Records for this task section start
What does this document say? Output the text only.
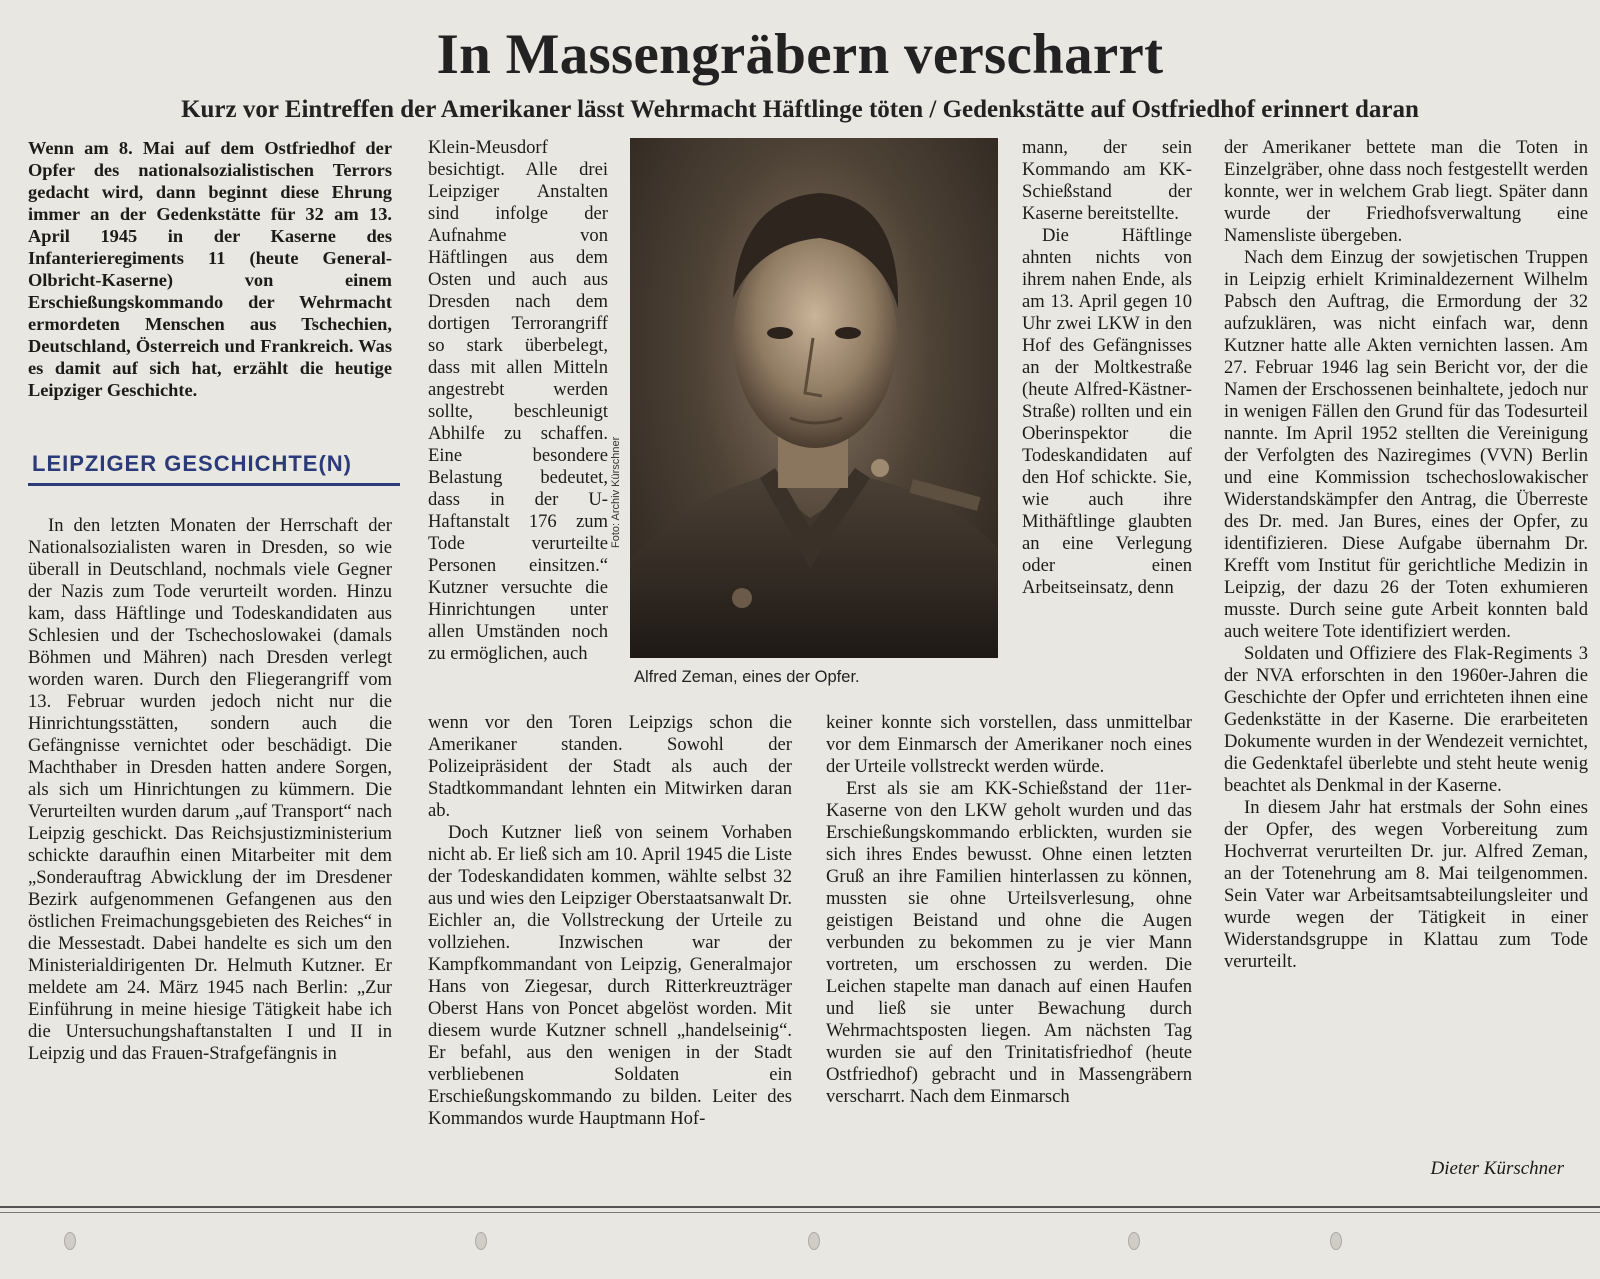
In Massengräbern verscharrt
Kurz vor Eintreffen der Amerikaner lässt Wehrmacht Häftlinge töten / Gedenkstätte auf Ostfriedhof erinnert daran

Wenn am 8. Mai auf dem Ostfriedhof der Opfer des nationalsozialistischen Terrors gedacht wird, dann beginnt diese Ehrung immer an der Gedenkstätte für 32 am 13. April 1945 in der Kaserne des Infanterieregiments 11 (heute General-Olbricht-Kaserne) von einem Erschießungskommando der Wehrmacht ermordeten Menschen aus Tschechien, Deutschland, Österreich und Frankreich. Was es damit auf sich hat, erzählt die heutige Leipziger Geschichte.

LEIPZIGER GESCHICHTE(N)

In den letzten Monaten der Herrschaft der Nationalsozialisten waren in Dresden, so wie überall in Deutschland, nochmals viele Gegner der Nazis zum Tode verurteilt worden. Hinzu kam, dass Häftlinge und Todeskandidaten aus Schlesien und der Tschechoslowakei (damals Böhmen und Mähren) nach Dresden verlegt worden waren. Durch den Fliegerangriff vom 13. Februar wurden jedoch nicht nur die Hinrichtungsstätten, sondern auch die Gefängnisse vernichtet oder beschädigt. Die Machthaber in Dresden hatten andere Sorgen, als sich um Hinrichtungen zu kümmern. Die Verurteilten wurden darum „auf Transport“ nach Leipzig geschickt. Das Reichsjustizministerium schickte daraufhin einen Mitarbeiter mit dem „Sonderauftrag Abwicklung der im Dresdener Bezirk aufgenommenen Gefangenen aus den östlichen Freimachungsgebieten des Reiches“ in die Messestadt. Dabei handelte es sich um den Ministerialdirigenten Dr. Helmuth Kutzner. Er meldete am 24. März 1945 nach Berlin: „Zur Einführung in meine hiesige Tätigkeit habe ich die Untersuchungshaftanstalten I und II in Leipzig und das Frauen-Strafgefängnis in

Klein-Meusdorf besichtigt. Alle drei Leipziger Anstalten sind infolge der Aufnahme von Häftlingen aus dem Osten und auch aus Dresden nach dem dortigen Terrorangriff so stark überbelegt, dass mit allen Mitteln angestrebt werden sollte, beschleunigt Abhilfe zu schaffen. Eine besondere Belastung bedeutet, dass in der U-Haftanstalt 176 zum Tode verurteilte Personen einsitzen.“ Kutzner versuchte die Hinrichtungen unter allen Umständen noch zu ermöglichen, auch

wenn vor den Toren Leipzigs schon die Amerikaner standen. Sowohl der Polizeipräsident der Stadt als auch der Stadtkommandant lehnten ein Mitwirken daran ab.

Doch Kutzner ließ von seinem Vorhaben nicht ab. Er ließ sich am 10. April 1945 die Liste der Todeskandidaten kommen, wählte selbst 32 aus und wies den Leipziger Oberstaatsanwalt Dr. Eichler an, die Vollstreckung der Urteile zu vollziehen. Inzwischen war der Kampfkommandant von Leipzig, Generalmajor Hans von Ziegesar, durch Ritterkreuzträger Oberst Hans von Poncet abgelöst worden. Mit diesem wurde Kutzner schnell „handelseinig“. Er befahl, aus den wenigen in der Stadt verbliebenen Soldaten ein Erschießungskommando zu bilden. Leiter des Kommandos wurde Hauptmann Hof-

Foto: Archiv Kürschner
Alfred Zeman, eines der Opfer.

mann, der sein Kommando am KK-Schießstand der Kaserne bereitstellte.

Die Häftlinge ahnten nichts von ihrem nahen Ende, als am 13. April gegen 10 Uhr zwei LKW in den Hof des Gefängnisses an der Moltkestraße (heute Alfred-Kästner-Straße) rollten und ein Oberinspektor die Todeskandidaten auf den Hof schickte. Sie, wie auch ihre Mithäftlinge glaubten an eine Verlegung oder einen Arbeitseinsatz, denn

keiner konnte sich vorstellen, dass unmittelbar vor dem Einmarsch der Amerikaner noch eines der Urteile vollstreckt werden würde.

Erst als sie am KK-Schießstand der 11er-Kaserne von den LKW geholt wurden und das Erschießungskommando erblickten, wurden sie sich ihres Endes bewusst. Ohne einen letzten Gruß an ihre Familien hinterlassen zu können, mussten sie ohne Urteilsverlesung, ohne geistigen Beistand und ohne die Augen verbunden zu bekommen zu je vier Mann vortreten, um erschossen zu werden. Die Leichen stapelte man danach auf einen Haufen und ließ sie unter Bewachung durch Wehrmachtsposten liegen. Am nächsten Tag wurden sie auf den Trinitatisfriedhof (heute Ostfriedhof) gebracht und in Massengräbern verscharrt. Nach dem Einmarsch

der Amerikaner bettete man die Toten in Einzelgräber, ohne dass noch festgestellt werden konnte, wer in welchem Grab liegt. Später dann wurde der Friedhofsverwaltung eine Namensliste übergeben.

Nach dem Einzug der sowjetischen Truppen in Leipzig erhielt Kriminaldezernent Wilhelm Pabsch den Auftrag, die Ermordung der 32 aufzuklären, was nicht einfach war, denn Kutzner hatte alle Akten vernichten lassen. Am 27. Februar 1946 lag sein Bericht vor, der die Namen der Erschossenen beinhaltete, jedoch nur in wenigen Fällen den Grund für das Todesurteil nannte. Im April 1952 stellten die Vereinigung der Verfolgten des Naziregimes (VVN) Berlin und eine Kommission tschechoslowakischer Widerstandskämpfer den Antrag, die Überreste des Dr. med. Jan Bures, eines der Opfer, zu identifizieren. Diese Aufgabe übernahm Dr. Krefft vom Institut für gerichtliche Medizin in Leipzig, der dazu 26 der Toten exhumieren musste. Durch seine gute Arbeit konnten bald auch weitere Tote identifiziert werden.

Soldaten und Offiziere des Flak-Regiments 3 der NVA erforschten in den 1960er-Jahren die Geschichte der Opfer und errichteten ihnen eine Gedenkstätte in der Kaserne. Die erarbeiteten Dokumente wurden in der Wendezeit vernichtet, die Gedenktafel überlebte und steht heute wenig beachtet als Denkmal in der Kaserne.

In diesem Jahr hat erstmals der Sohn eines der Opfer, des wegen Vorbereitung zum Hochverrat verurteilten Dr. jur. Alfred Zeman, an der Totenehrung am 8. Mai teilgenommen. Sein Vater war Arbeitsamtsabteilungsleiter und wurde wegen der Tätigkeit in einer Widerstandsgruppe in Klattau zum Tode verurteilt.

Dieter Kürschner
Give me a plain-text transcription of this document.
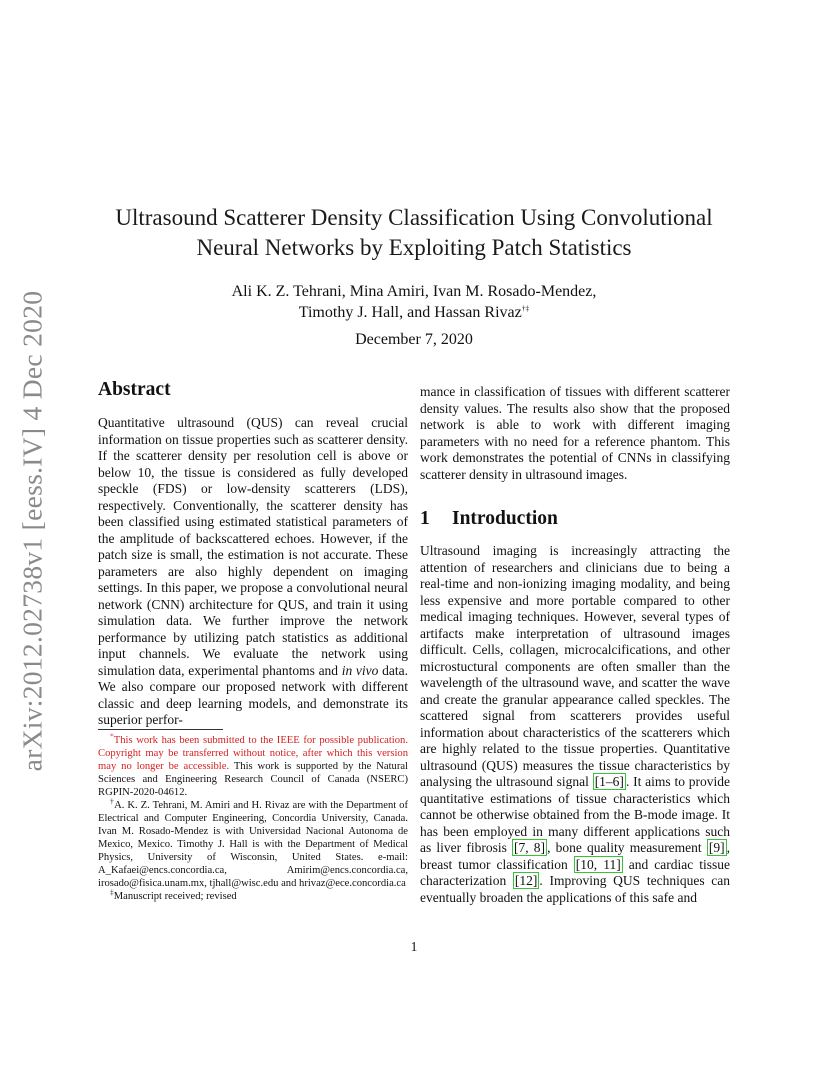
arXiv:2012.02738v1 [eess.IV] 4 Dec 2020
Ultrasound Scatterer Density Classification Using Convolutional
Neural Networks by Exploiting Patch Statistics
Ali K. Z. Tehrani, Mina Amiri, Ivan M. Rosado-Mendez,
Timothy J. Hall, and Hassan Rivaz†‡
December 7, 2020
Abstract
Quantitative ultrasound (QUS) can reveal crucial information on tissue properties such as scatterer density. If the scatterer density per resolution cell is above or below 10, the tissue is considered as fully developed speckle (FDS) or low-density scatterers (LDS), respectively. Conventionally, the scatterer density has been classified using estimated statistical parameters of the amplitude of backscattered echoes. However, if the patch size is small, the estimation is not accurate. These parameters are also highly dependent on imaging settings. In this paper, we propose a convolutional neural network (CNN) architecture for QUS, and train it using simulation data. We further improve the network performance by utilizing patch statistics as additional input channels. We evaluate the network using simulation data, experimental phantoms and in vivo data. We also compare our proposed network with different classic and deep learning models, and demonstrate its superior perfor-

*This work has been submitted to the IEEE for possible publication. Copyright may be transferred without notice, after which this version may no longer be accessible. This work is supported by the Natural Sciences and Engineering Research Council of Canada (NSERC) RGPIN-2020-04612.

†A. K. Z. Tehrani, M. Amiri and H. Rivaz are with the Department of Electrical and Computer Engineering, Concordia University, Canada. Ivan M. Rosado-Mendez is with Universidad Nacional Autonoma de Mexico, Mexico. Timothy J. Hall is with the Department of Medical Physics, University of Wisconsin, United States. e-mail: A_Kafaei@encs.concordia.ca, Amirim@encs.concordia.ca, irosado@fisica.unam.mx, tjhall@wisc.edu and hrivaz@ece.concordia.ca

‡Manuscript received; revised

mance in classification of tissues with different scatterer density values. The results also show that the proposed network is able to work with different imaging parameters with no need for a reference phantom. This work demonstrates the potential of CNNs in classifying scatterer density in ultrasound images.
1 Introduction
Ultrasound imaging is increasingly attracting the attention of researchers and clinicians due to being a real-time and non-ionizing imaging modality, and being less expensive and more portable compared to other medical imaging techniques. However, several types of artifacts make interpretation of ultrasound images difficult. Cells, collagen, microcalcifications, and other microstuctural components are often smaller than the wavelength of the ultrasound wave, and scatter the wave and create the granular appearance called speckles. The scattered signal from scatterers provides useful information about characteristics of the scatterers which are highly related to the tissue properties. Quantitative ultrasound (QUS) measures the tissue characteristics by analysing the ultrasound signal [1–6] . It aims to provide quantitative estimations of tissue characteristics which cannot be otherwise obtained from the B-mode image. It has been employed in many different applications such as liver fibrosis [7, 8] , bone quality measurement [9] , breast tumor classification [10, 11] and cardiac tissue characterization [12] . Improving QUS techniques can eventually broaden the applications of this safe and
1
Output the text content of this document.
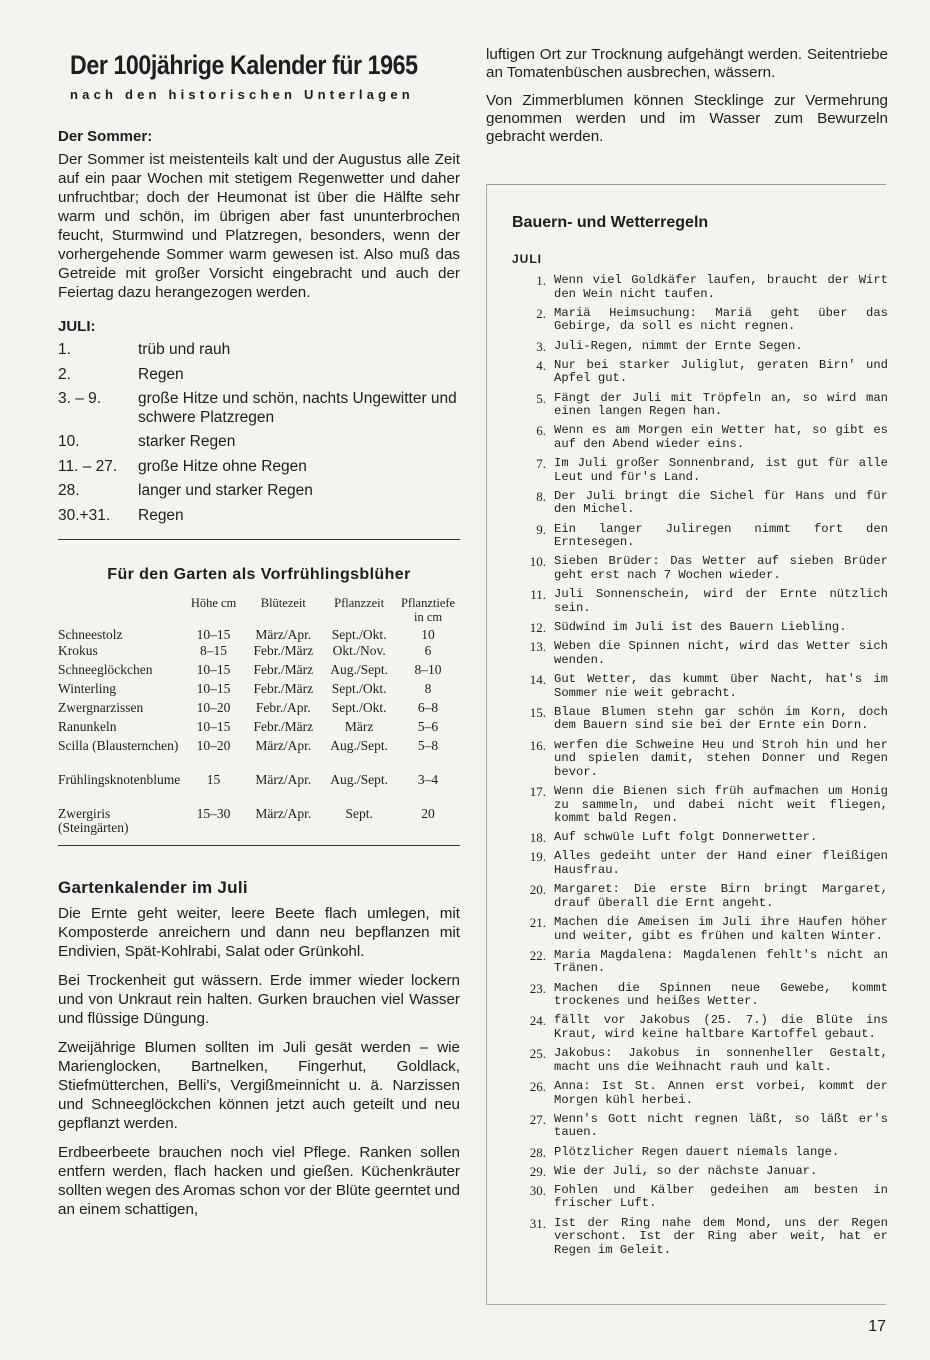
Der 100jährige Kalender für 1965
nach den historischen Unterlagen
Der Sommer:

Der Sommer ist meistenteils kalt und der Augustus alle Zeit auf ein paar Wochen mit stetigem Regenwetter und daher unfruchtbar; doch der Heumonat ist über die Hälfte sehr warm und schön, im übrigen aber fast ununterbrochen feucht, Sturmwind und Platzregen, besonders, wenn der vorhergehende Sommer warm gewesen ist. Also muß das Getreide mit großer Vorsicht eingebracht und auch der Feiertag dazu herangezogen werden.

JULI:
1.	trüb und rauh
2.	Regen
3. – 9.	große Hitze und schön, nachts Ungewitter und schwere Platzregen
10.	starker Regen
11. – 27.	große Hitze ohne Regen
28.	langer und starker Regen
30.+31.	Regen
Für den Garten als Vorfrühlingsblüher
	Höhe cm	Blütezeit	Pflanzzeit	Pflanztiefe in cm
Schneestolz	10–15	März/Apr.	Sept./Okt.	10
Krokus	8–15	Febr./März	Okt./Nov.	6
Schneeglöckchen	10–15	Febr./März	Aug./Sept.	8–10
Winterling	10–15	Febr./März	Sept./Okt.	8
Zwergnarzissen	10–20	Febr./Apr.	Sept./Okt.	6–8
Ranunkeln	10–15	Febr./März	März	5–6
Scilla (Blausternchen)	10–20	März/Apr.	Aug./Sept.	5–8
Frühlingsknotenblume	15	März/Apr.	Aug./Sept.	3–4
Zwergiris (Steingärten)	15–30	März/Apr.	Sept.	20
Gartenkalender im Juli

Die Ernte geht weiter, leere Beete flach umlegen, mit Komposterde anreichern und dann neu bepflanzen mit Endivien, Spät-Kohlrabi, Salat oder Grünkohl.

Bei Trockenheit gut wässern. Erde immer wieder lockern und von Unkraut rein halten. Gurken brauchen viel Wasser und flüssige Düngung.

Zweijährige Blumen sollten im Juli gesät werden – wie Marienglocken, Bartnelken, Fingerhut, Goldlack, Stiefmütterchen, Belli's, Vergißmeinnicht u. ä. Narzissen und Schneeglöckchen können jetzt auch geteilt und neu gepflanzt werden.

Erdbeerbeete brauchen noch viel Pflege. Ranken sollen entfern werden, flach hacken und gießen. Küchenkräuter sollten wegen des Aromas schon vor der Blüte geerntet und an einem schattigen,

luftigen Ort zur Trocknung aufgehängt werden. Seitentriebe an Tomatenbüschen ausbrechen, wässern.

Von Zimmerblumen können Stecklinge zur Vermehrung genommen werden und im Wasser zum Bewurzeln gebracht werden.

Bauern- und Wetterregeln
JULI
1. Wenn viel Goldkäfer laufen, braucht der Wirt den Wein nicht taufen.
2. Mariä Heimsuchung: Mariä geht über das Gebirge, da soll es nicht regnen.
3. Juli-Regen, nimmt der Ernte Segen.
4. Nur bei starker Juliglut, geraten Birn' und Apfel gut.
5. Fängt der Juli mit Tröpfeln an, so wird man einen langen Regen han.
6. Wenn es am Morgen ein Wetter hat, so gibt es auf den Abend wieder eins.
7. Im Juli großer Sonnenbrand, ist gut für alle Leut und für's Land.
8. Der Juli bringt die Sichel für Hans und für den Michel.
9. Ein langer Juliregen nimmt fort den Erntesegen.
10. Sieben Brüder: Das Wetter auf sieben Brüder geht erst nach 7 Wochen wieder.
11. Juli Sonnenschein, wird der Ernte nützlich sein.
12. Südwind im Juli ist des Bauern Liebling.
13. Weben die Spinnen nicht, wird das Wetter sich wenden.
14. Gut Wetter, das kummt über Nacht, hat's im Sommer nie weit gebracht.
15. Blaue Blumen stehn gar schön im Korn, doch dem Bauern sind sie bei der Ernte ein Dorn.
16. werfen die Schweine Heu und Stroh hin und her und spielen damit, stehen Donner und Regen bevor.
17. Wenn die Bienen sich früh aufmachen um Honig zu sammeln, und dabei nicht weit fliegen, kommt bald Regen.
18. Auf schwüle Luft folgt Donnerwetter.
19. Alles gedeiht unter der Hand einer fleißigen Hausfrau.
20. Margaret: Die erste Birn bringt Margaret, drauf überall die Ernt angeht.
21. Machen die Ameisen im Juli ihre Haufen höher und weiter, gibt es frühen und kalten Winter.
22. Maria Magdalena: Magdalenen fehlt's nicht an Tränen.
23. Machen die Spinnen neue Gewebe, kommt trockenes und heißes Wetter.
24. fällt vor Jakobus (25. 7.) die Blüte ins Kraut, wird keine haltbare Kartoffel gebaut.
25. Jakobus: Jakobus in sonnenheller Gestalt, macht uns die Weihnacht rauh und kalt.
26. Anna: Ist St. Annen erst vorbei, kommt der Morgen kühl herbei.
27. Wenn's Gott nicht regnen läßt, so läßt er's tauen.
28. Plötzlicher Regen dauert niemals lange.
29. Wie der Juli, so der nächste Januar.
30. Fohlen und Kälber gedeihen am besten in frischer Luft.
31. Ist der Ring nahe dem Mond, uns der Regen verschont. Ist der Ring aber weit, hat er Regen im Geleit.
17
Records for this task section end
Directions for this task => Lines of the listing above that include the string "starker" should each be copied.

Solved exercise =>
10.	starker Regen
28.	langer und starker Regen
4. Nur bei starker Juliglut, geraten Birn' und Apfel gut.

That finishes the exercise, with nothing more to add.